### [TASK DESCRIPTION]
Starting from the line containing "Read out every word on this page.", give again every line through the end of the entries, word for word. Pictures stay out of the copy.

═════ RECORDS FOR THE TASK

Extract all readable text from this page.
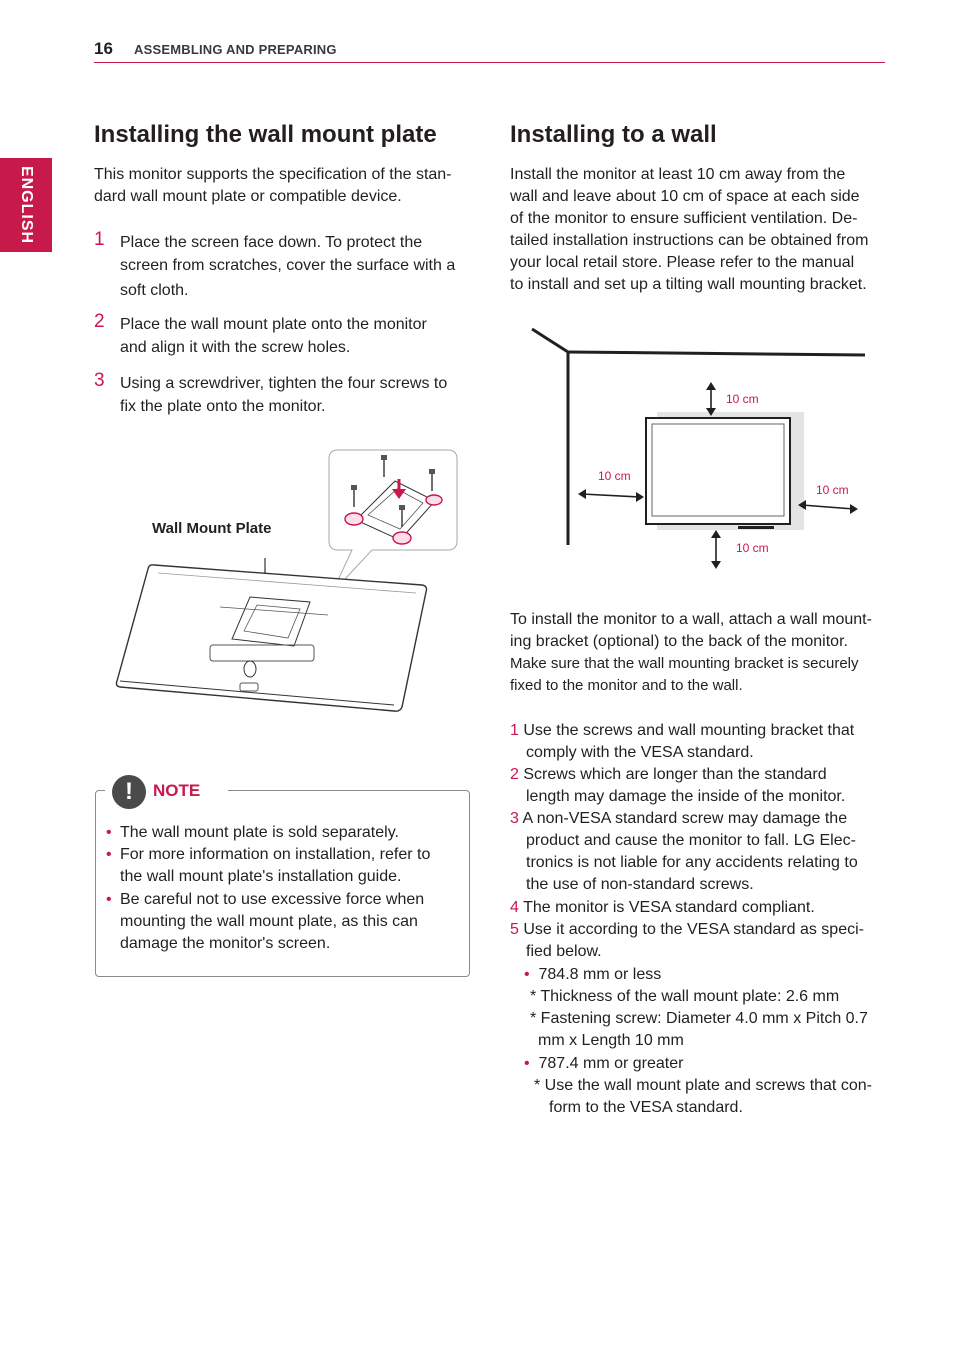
16 ASSEMBLING AND PREPARING
ENGLISH
Installing the wall mount plate
This monitor supports the specification of the stan-
dard wall mount plate or compatible device.
1 Place the screen face down. To protect the
screen from scratches, cover the surface with a
soft cloth.
2 Place the wall mount plate onto the monitor
and align it with the screw holes.
3 Using a screwdriver, tighten the four screws to
fix the plate onto the monitor.
Wall Mount Plate
!	NOTE
• The wall mount plate is sold separately.
• For more information on installation, refer to
the wall mount plate's installation guide.
• Be careful not to use excessive force when
mounting the wall mount plate, as this can
damage the monitor's screen.
Installing to a wall
Install the monitor at least 10 cm away from the
wall and leave about 10 cm of space at each side
of the monitor to ensure sufficient ventilation. De-
tailed installation instructions can be obtained from
your local retail store. Please refer to the manual
to install and set up a tilting wall mounting bracket.
10 cm
10 cm
10 cm
10 cm
To install the monitor to a wall, attach a wall mount-
ing bracket (optional) to the back of the monitor.
Make sure that the wall mounting bracket is securely
fixed to the monitor and to the wall.
1 Use the screws and wall mounting bracket that
comply with the VESA standard.
2 Screws which are longer than the standard
length may damage the inside of the monitor.
3 A non-VESA standard screw may damage the
product and cause the monitor to fall. LG Elec-
tronics is not liable for any accidents relating to
the use of non-standard screws.
4 The monitor is VESA standard compliant.
5 Use it according to the VESA standard as speci-
fied below.
• 784.8 mm or less
* Thickness of the wall mount plate: 2.6 mm
* Fastening screw: Diameter 4.0 mm x Pitch 0.7
mm x Length 10 mm
• 787.4 mm or greater
* Use the wall mount plate and screws that con-
form to the VESA standard.
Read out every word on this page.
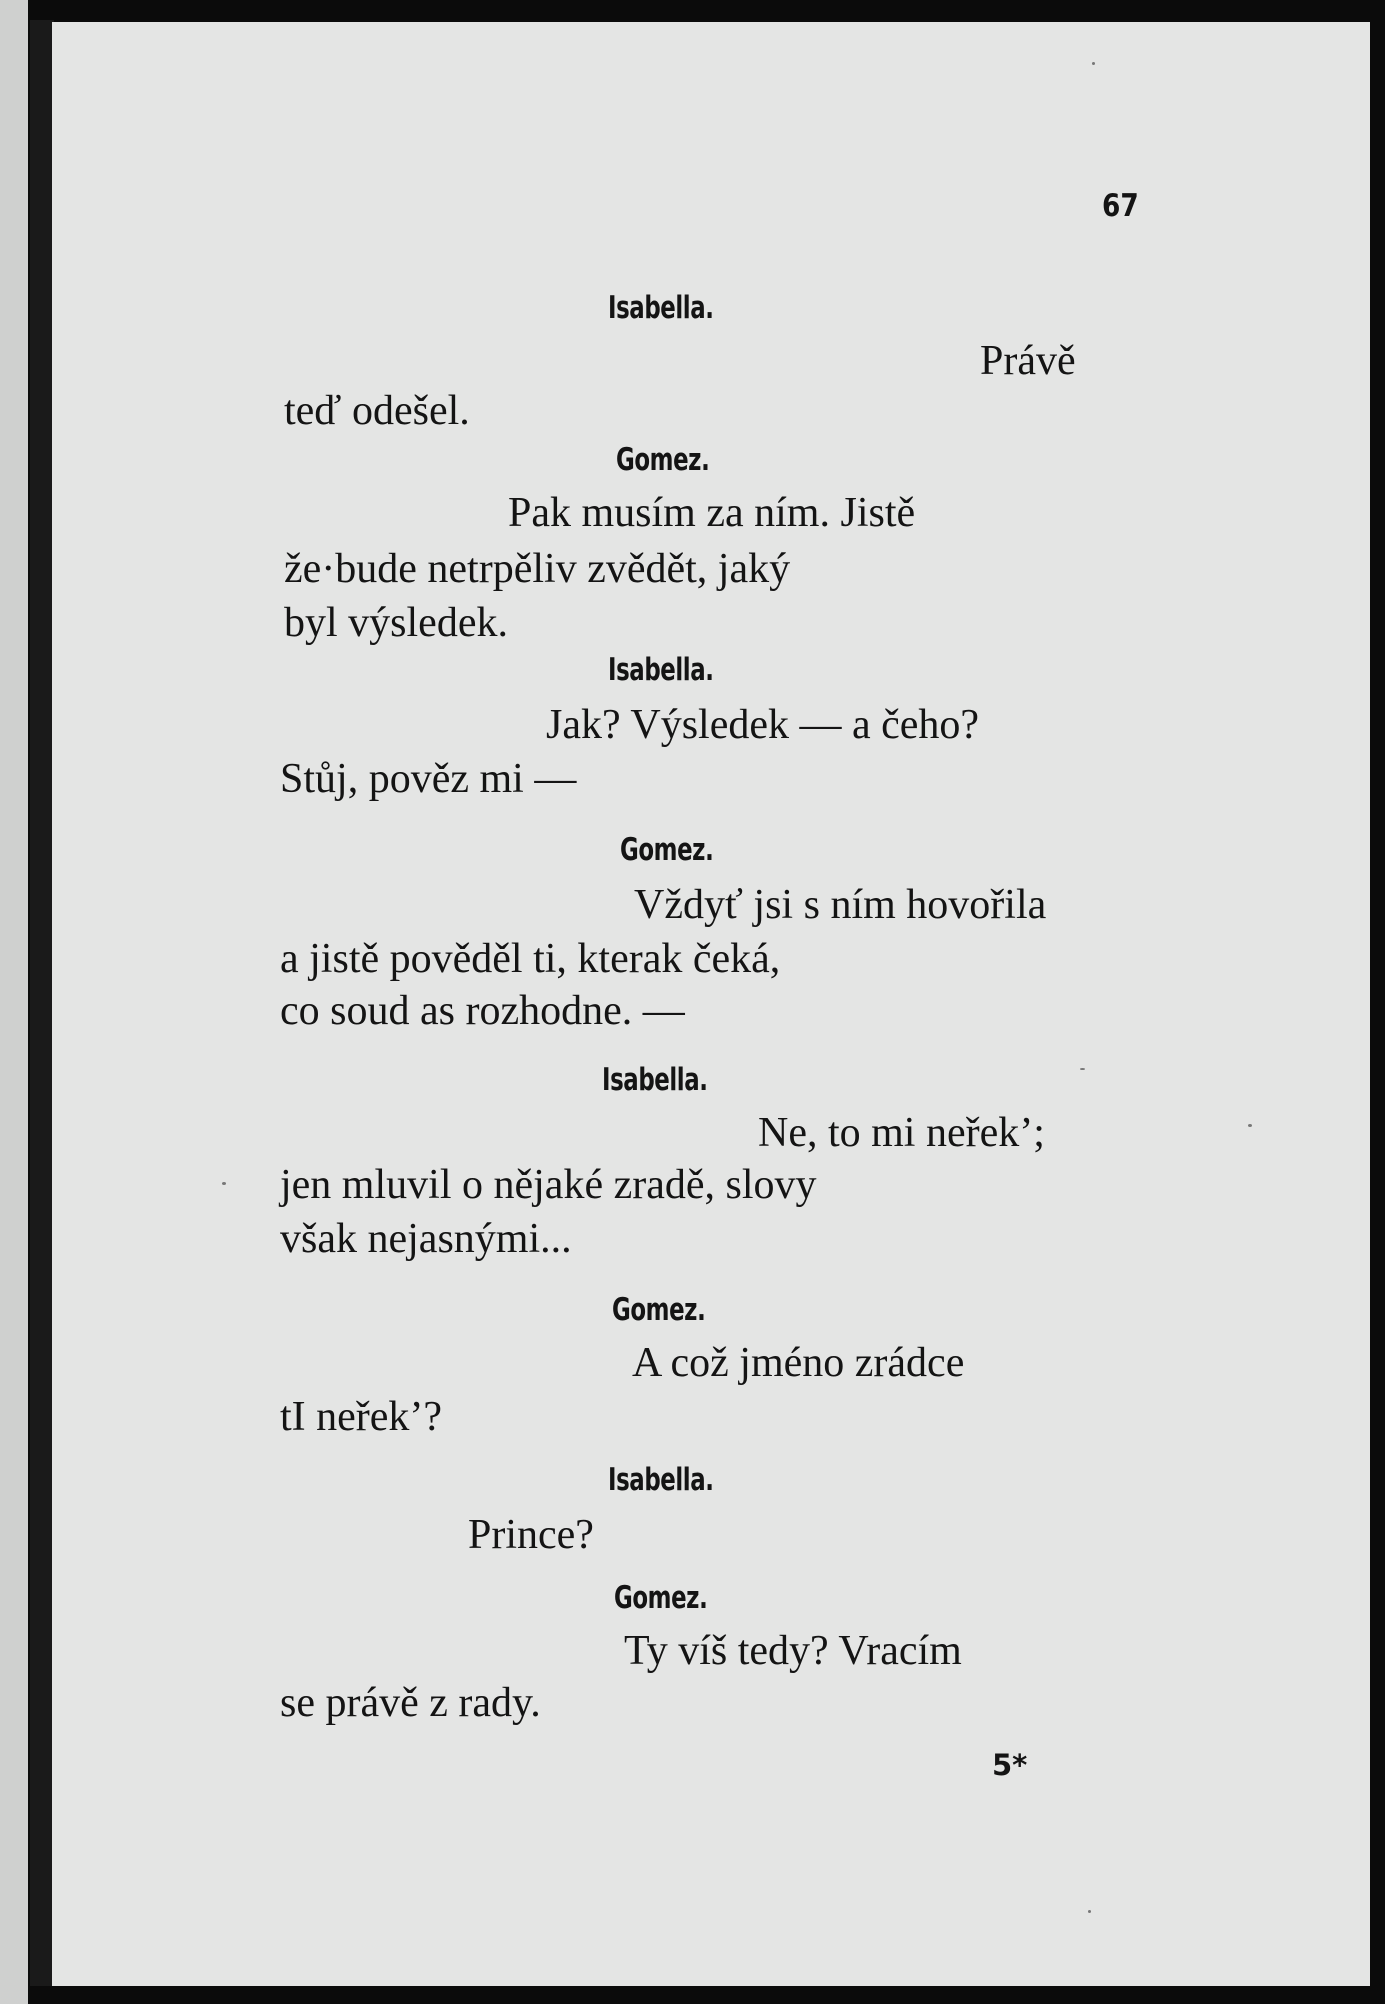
67
Isabella.
Právě
teď odešel.
Gomez.
Pak musím za ním. Jistě
že·bude netrpěliv zvědět, jaký
byl výsledek.
Isabella.
Jak? Výsledek — a čeho?
Stůj, pověz mi —
Gomez.
Vždyť jsi s ním hovořila
a jistě pověděl ti, kterak čeká,
co soud as rozhodne. —
Isabella.
Ne, to mi neřek’;
jen mluvil o nějaké zradě, slovy
však nejasnými...
Gomez.
A což jméno zrádce
tI neřek’?
Isabella.
Prince?
Gomez.
Ty víš tedy? Vracím
se právě z rady.
5*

══════════

### [OUTPUT BELOW]
Read out every word on this page.
67
Isabella.
Právě
teď odešel.
Gomez.
Pak musím za ním. Jistě
že·bude netrpěliv zvědět, jaký
byl výsledek.
Isabella.
Jak? Výsledek — a čeho?
Stůj, pověz mi —
Gomez.
Vždyť jsi s ním hovořila
a jistě pověděl ti, kterak čeká,
co soud as rozhodne. —
Isabella.
Ne, to mi neřek’;
jen mluvil o nějaké zradě, slovy
však nejasnými...
Gomez.
A což jméno zrádce
tI neřek’?
Isabella.
Prince?
Gomez.
Ty víš tedy? Vracím
se právě z rady.
5*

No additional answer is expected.